→ What you will do: Read the lines below and count those that have the word "online". Respond with the number only.

→ Records about charts and figures:

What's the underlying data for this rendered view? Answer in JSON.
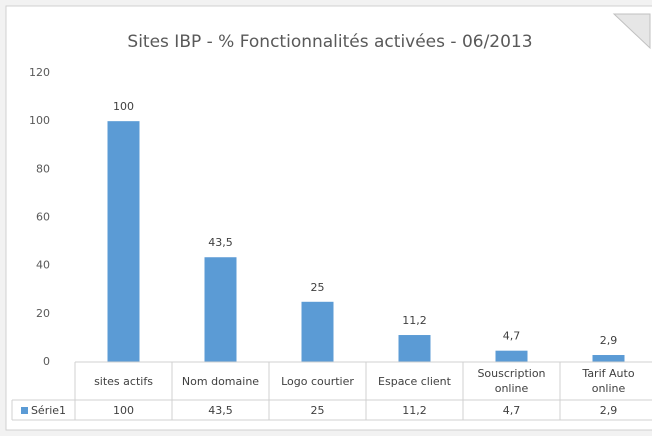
{
  "chart_data": {
    "type": "bar",
    "title": "Sites IBP - % Fonctionnalités activées - 06/2013",
    "categories": [
      "sites actifs",
      "Nom domaine",
      "Logo courtier",
      "Espace client",
      "Souscription online",
      "Tarif Auto online"
    ],
    "series": [
      {
        "name": "Série1",
        "color": "#5b9bd5",
        "values": [
          100,
          43.5,
          25,
          11.2,
          4.7,
          2.9
        ],
        "value_labels": [
          "100",
          "43,5",
          "25",
          "11,2",
          "4,7",
          "2,9"
        ]
      }
    ],
    "ylim": [
      0,
      120
    ],
    "yticks": [
      0,
      20,
      40,
      60,
      80,
      100,
      120
    ],
    "grid": false,
    "data_table": true
  }
}
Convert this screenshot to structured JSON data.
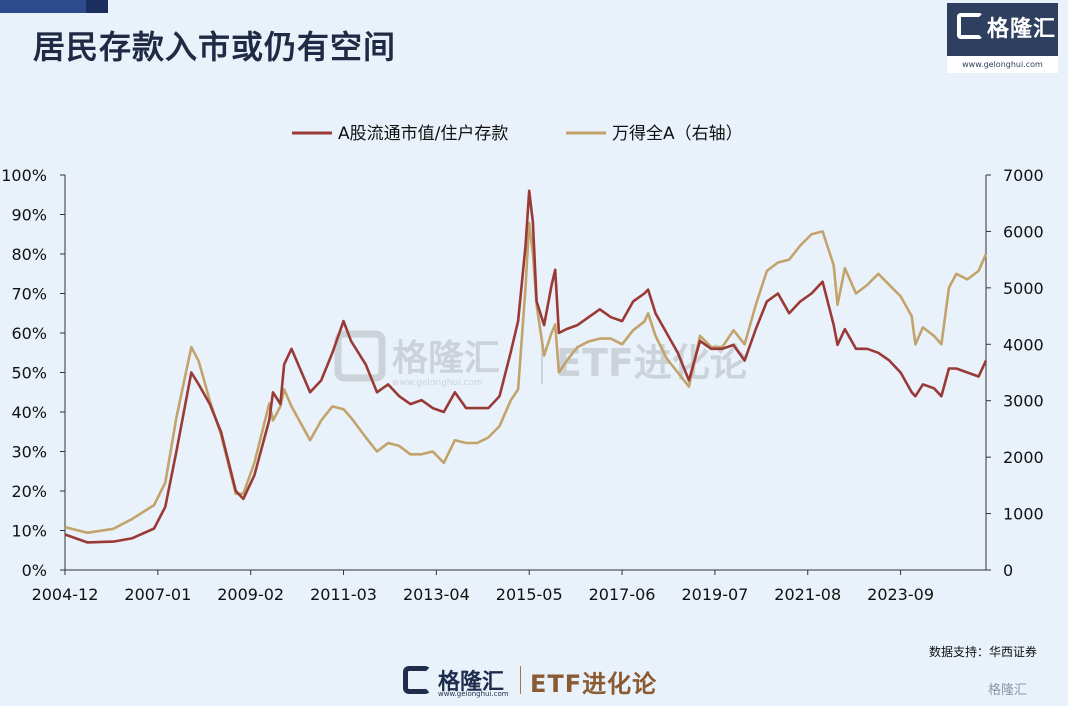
{
  "title": "居民存款入市或仍有空间",
  "brand": {
    "name": "格隆汇",
    "url": "www.gelonghui.com"
  },
  "watermark": {
    "name": "格隆汇",
    "url": "www.gelonghui.com",
    "etf": "ETF进化论"
  },
  "source_note": "数据支持：华西证券",
  "bottom_brand": {
    "name": "格隆汇",
    "url": "www.gelonghui.com",
    "etf": "ETF进化论"
  },
  "corner_mark": "格隆汇",
  "colors": {
    "series1": "#9a3a36",
    "series2": "#c2a36b",
    "axis": "#333333",
    "text": "#111111"
  },
  "chart_data": {
    "type": "line",
    "x_tick_labels": [
      "2004-12",
      "2007-01",
      "2009-02",
      "2011-03",
      "2013-04",
      "2015-05",
      "2017-06",
      "2019-07",
      "2021-08",
      "2023-09"
    ],
    "xlim": [
      "2004-12",
      "2025-08"
    ],
    "y_left": {
      "ticks": [
        "0%",
        "10%",
        "20%",
        "30%",
        "40%",
        "50%",
        "60%",
        "70%",
        "80%",
        "90%",
        "100%"
      ],
      "lim": [
        0,
        100
      ]
    },
    "y_right": {
      "ticks": [
        "0",
        "1000",
        "2000",
        "3000",
        "4000",
        "5000",
        "6000",
        "7000"
      ],
      "lim": [
        0,
        7000
      ]
    },
    "legend_position": "top",
    "series": [
      {
        "name": "A股流通市值/住户存款",
        "axis": "left",
        "color": "#9a3a36",
        "points": [
          [
            "2004-12",
            9
          ],
          [
            "2005-06",
            7
          ],
          [
            "2006-01",
            7.2
          ],
          [
            "2006-06",
            8
          ],
          [
            "2006-12",
            10.5
          ],
          [
            "2007-03",
            16
          ],
          [
            "2007-06",
            30
          ],
          [
            "2007-10",
            50
          ],
          [
            "2007-12",
            47
          ],
          [
            "2008-03",
            42
          ],
          [
            "2008-06",
            35
          ],
          [
            "2008-10",
            20
          ],
          [
            "2008-12",
            18
          ],
          [
            "2009-03",
            24
          ],
          [
            "2009-07",
            38
          ],
          [
            "2009-08",
            45
          ],
          [
            "2009-10",
            42
          ],
          [
            "2009-11",
            52
          ],
          [
            "2010-01",
            56
          ],
          [
            "2010-06",
            45
          ],
          [
            "2010-09",
            48
          ],
          [
            "2010-12",
            55
          ],
          [
            "2011-03",
            63
          ],
          [
            "2011-05",
            58
          ],
          [
            "2011-09",
            52
          ],
          [
            "2011-12",
            45
          ],
          [
            "2012-03",
            47
          ],
          [
            "2012-06",
            44
          ],
          [
            "2012-09",
            42
          ],
          [
            "2012-12",
            43
          ],
          [
            "2013-03",
            41
          ],
          [
            "2013-06",
            40
          ],
          [
            "2013-09",
            45
          ],
          [
            "2013-12",
            41
          ],
          [
            "2014-03",
            41
          ],
          [
            "2014-06",
            41
          ],
          [
            "2014-09",
            44
          ],
          [
            "2014-12",
            55
          ],
          [
            "2015-02",
            63
          ],
          [
            "2015-04",
            82
          ],
          [
            "2015-05",
            96
          ],
          [
            "2015-06",
            88
          ],
          [
            "2015-07",
            68
          ],
          [
            "2015-09",
            62
          ],
          [
            "2015-11",
            72
          ],
          [
            "2015-12",
            76
          ],
          [
            "2016-01",
            60
          ],
          [
            "2016-03",
            61
          ],
          [
            "2016-06",
            62
          ],
          [
            "2016-09",
            64
          ],
          [
            "2016-12",
            66
          ],
          [
            "2017-03",
            64
          ],
          [
            "2017-06",
            63
          ],
          [
            "2017-09",
            68
          ],
          [
            "2017-12",
            70
          ],
          [
            "2018-01",
            71
          ],
          [
            "2018-03",
            65
          ],
          [
            "2018-06",
            60
          ],
          [
            "2018-09",
            55
          ],
          [
            "2018-12",
            48
          ],
          [
            "2019-03",
            58
          ],
          [
            "2019-06",
            56
          ],
          [
            "2019-09",
            56
          ],
          [
            "2019-12",
            57
          ],
          [
            "2020-03",
            53
          ],
          [
            "2020-06",
            61
          ],
          [
            "2020-09",
            68
          ],
          [
            "2020-12",
            70
          ],
          [
            "2021-03",
            65
          ],
          [
            "2021-06",
            68
          ],
          [
            "2021-09",
            70
          ],
          [
            "2021-12",
            73
          ],
          [
            "2022-03",
            62
          ],
          [
            "2022-04",
            57
          ],
          [
            "2022-06",
            61
          ],
          [
            "2022-09",
            56
          ],
          [
            "2022-12",
            56
          ],
          [
            "2023-03",
            55
          ],
          [
            "2023-06",
            53
          ],
          [
            "2023-09",
            50
          ],
          [
            "2023-12",
            45
          ],
          [
            "2024-01",
            44
          ],
          [
            "2024-03",
            47
          ],
          [
            "2024-06",
            46
          ],
          [
            "2024-08",
            44
          ],
          [
            "2024-10",
            51
          ],
          [
            "2024-12",
            51
          ],
          [
            "2025-03",
            50
          ],
          [
            "2025-06",
            49
          ],
          [
            "2025-08",
            53
          ]
        ]
      },
      {
        "name": "万得全A（右轴）",
        "axis": "right",
        "color": "#c2a36b",
        "points": [
          [
            "2004-12",
            760
          ],
          [
            "2005-06",
            660
          ],
          [
            "2006-01",
            730
          ],
          [
            "2006-06",
            900
          ],
          [
            "2006-12",
            1150
          ],
          [
            "2007-03",
            1550
          ],
          [
            "2007-06",
            2700
          ],
          [
            "2007-10",
            3950
          ],
          [
            "2007-12",
            3700
          ],
          [
            "2008-03",
            3000
          ],
          [
            "2008-06",
            2400
          ],
          [
            "2008-10",
            1350
          ],
          [
            "2008-12",
            1350
          ],
          [
            "2009-03",
            1900
          ],
          [
            "2009-07",
            2950
          ],
          [
            "2009-08",
            2650
          ],
          [
            "2009-10",
            2900
          ],
          [
            "2009-11",
            3200
          ],
          [
            "2010-01",
            2900
          ],
          [
            "2010-06",
            2300
          ],
          [
            "2010-09",
            2650
          ],
          [
            "2010-12",
            2900
          ],
          [
            "2011-03",
            2850
          ],
          [
            "2011-05",
            2700
          ],
          [
            "2011-09",
            2350
          ],
          [
            "2011-12",
            2100
          ],
          [
            "2012-03",
            2250
          ],
          [
            "2012-06",
            2200
          ],
          [
            "2012-09",
            2050
          ],
          [
            "2012-12",
            2050
          ],
          [
            "2013-03",
            2100
          ],
          [
            "2013-06",
            1900
          ],
          [
            "2013-09",
            2300
          ],
          [
            "2013-12",
            2250
          ],
          [
            "2014-03",
            2250
          ],
          [
            "2014-06",
            2350
          ],
          [
            "2014-09",
            2550
          ],
          [
            "2014-12",
            3000
          ],
          [
            "2015-02",
            3200
          ],
          [
            "2015-04",
            5000
          ],
          [
            "2015-05",
            6150
          ],
          [
            "2015-06",
            5600
          ],
          [
            "2015-07",
            4700
          ],
          [
            "2015-09",
            3800
          ],
          [
            "2015-11",
            4200
          ],
          [
            "2015-12",
            4350
          ],
          [
            "2016-01",
            3500
          ],
          [
            "2016-03",
            3700
          ],
          [
            "2016-06",
            3950
          ],
          [
            "2016-09",
            4050
          ],
          [
            "2016-12",
            4100
          ],
          [
            "2017-03",
            4100
          ],
          [
            "2017-06",
            4000
          ],
          [
            "2017-09",
            4250
          ],
          [
            "2017-12",
            4400
          ],
          [
            "2018-01",
            4550
          ],
          [
            "2018-03",
            4150
          ],
          [
            "2018-06",
            3750
          ],
          [
            "2018-09",
            3500
          ],
          [
            "2018-12",
            3250
          ],
          [
            "2019-03",
            4150
          ],
          [
            "2019-06",
            3950
          ],
          [
            "2019-09",
            3950
          ],
          [
            "2019-12",
            4250
          ],
          [
            "2020-03",
            4000
          ],
          [
            "2020-06",
            4700
          ],
          [
            "2020-09",
            5300
          ],
          [
            "2020-12",
            5450
          ],
          [
            "2021-03",
            5500
          ],
          [
            "2021-06",
            5750
          ],
          [
            "2021-09",
            5950
          ],
          [
            "2021-12",
            6000
          ],
          [
            "2022-03",
            5400
          ],
          [
            "2022-04",
            4700
          ],
          [
            "2022-06",
            5350
          ],
          [
            "2022-09",
            4900
          ],
          [
            "2022-12",
            5050
          ],
          [
            "2023-03",
            5250
          ],
          [
            "2023-06",
            5050
          ],
          [
            "2023-09",
            4850
          ],
          [
            "2023-12",
            4500
          ],
          [
            "2024-01",
            4000
          ],
          [
            "2024-03",
            4300
          ],
          [
            "2024-06",
            4150
          ],
          [
            "2024-08",
            4000
          ],
          [
            "2024-10",
            5000
          ],
          [
            "2024-12",
            5250
          ],
          [
            "2025-03",
            5150
          ],
          [
            "2025-06",
            5300
          ],
          [
            "2025-08",
            5600
          ]
        ]
      }
    ]
  }
}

→ Result: 2